DATA PROVIDED
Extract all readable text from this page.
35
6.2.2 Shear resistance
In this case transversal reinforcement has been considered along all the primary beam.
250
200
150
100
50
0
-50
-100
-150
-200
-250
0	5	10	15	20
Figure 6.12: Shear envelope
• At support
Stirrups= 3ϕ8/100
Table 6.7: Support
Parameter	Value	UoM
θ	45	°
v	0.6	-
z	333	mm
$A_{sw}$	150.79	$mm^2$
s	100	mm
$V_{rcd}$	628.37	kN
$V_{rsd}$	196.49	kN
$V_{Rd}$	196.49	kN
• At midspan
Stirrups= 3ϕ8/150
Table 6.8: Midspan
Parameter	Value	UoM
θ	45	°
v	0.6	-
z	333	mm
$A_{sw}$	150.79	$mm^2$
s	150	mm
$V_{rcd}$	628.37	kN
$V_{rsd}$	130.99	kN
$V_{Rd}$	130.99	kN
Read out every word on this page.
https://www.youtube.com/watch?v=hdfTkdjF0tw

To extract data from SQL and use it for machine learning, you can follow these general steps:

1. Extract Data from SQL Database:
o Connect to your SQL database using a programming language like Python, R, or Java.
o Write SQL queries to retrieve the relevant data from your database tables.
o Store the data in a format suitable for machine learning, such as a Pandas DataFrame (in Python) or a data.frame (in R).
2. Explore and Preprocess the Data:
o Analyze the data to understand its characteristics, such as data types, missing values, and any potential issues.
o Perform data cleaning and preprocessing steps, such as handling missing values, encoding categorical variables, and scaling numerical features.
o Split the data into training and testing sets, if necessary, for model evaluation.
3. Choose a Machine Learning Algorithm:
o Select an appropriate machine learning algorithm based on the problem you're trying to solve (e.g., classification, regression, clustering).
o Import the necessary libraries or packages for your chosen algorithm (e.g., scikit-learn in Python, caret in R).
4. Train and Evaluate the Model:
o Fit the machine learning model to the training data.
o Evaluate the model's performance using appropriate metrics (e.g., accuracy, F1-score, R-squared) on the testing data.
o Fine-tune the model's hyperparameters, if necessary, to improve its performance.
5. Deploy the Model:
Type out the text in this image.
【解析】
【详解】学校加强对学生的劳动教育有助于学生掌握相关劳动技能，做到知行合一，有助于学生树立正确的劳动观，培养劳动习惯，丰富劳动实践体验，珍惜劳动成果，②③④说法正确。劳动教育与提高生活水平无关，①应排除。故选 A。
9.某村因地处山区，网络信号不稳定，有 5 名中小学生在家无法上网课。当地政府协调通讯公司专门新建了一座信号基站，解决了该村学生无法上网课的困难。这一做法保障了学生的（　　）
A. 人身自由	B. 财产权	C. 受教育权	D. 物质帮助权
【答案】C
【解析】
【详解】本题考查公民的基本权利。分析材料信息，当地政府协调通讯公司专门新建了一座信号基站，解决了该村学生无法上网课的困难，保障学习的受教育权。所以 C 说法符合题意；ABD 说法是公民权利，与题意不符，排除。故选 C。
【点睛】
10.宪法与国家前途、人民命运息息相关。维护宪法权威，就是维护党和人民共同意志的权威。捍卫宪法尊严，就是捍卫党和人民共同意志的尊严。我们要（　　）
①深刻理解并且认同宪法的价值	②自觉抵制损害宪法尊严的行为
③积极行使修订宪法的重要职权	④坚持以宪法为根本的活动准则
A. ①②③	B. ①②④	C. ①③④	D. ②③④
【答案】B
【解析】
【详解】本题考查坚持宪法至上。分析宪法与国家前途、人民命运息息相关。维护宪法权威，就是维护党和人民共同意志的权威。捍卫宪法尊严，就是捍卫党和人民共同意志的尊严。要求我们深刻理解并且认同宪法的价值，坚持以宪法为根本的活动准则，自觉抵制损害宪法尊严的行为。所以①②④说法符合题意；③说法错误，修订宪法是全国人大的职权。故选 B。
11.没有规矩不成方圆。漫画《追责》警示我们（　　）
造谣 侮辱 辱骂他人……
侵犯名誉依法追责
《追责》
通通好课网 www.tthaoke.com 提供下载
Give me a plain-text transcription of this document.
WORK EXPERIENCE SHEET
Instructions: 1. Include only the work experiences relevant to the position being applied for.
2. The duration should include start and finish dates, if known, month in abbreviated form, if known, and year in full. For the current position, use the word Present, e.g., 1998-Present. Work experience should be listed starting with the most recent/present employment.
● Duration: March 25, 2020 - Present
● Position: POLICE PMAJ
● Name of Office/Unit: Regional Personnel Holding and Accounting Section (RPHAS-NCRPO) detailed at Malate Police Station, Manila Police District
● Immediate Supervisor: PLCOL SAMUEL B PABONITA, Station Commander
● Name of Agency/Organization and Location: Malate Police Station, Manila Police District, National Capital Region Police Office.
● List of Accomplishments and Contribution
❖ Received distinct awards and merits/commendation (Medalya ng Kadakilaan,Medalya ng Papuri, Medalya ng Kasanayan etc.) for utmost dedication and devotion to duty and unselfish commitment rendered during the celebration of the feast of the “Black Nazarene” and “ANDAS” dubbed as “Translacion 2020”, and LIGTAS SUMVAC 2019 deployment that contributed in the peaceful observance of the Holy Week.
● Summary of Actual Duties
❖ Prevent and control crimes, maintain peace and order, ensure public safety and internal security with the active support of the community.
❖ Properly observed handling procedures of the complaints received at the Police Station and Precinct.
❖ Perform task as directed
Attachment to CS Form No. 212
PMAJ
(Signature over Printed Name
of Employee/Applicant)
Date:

PROBLEM DESCRIPTION
Exact copies of all the records are required.

RESPONSE BELOW
Extract all readable text from this page.
35
6.2.2 Shear resistance
In this case transversal reinforcement has been considered along all the primary beam.
250
200
150
100
50
0
-50
-100
-150
-200
-250
0	5	10	15	20
Figure 6.12: Shear envelope
• At support
Stirrups= 3ϕ8/100
Table 6.7: Support
Parameter	Value	UoM
θ	45	°
v	0.6	-
z	333	mm
$A_{sw}$	150.79	$mm^2$
s	100	mm
$V_{rcd}$	628.37	kN
$V_{rsd}$	196.49	kN
$V_{Rd}$	196.49	kN
• At midspan
Stirrups= 3ϕ8/150
Table 6.8: Midspan
Parameter	Value	UoM
θ	45	°
v	0.6	-
z	333	mm
$A_{sw}$	150.79	$mm^2$
s	150	mm
$V_{rcd}$	628.37	kN
$V_{rsd}$	130.99	kN
$V_{Rd}$	130.99	kN
Read out every word on this page.
https://www.youtube.com/watch?v=hdfTkdjF0tw

To extract data from SQL and use it for machine learning, you can follow these general steps:

1. Extract Data from SQL Database:
o Connect to your SQL database using a programming language like Python, R, or Java.
o Write SQL queries to retrieve the relevant data from your database tables.
o Store the data in a format suitable for machine learning, such as a Pandas DataFrame (in Python) or a data.frame (in R).
2. Explore and Preprocess the Data:
o Analyze the data to understand its characteristics, such as data types, missing values, and any potential issues.
o Perform data cleaning and preprocessing steps, such as handling missing values, encoding categorical variables, and scaling numerical features.
o Split the data into training and testing sets, if necessary, for model evaluation.
3. Choose a Machine Learning Algorithm:
o Select an appropriate machine learning algorithm based on the problem you're trying to solve (e.g., classification, regression, clustering).
o Import the necessary libraries or packages for your chosen algorithm (e.g., scikit-learn in Python, caret in R).
4. Train and Evaluate the Model:
o Fit the machine learning model to the training data.
o Evaluate the model's performance using appropriate metrics (e.g., accuracy, F1-score, R-squared) on the testing data.
o Fine-tune the model's hyperparameters, if necessary, to improve its performance.
5. Deploy the Model:
Type out the text in this image.
【解析】
【详解】学校加强对学生的劳动教育有助于学生掌握相关劳动技能，做到知行合一，有助于学生树立正确的劳动观，培养劳动习惯，丰富劳动实践体验，珍惜劳动成果，②③④说法正确。劳动教育与提高生活水平无关，①应排除。故选 A。
9.某村因地处山区，网络信号不稳定，有 5 名中小学生在家无法上网课。当地政府协调通讯公司专门新建了一座信号基站，解决了该村学生无法上网课的困难。这一做法保障了学生的（　　）
A. 人身自由	B. 财产权	C. 受教育权	D. 物质帮助权
【答案】C
【解析】
【详解】本题考查公民的基本权利。分析材料信息，当地政府协调通讯公司专门新建了一座信号基站，解决了该村学生无法上网课的困难，保障学习的受教育权。所以 C 说法符合题意；ABD 说法是公民权利，与题意不符，排除。故选 C。
【点睛】
10.宪法与国家前途、人民命运息息相关。维护宪法权威，就是维护党和人民共同意志的权威。捍卫宪法尊严，就是捍卫党和人民共同意志的尊严。我们要（　　）
①深刻理解并且认同宪法的价值	②自觉抵制损害宪法尊严的行为
③积极行使修订宪法的重要职权	④坚持以宪法为根本的活动准则
A. ①②③	B. ①②④	C. ①③④	D. ②③④
【答案】B
【解析】
【详解】本题考查坚持宪法至上。分析宪法与国家前途、人民命运息息相关。维护宪法权威，就是维护党和人民共同意志的权威。捍卫宪法尊严，就是捍卫党和人民共同意志的尊严。要求我们深刻理解并且认同宪法的价值，坚持以宪法为根本的活动准则，自觉抵制损害宪法尊严的行为。所以①②④说法符合题意；③说法错误，修订宪法是全国人大的职权。故选 B。
11.没有规矩不成方圆。漫画《追责》警示我们（　　）
造谣 侮辱 辱骂他人……
侵犯名誉依法追责
《追责》
通通好课网 www.tthaoke.com 提供下载
Give me a plain-text transcription of this document.
WORK EXPERIENCE SHEET
Instructions: 1. Include only the work experiences relevant to the position being applied for.
2. The duration should include start and finish dates, if known, month in abbreviated form, if known, and year in full. For the current position, use the word Present, e.g., 1998-Present. Work experience should be listed starting with the most recent/present employment.
● Duration: March 25, 2020 - Present
● Position: POLICE PMAJ
● Name of Office/Unit: Regional Personnel Holding and Accounting Section (RPHAS-NCRPO) detailed at Malate Police Station, Manila Police District
● Immediate Supervisor: PLCOL SAMUEL B PABONITA, Station Commander
● Name of Agency/Organization and Location: Malate Police Station, Manila Police District, National Capital Region Police Office.
● List of Accomplishments and Contribution
❖ Received distinct awards and merits/commendation (Medalya ng Kadakilaan,Medalya ng Papuri, Medalya ng Kasanayan etc.) for utmost dedication and devotion to duty and unselfish commitment rendered during the celebration of the feast of the “Black Nazarene” and “ANDAS” dubbed as “Translacion 2020”, and LIGTAS SUMVAC 2019 deployment that contributed in the peaceful observance of the Holy Week.
● Summary of Actual Duties
❖ Prevent and control crimes, maintain peace and order, ensure public safety and internal security with the active support of the community.
❖ Properly observed handling procedures of the complaints received at the Police Station and Precinct.
❖ Perform task as directed
Attachment to CS Form No. 212
PMAJ
(Signature over Printed Name
of Employee/Applicant)
Date:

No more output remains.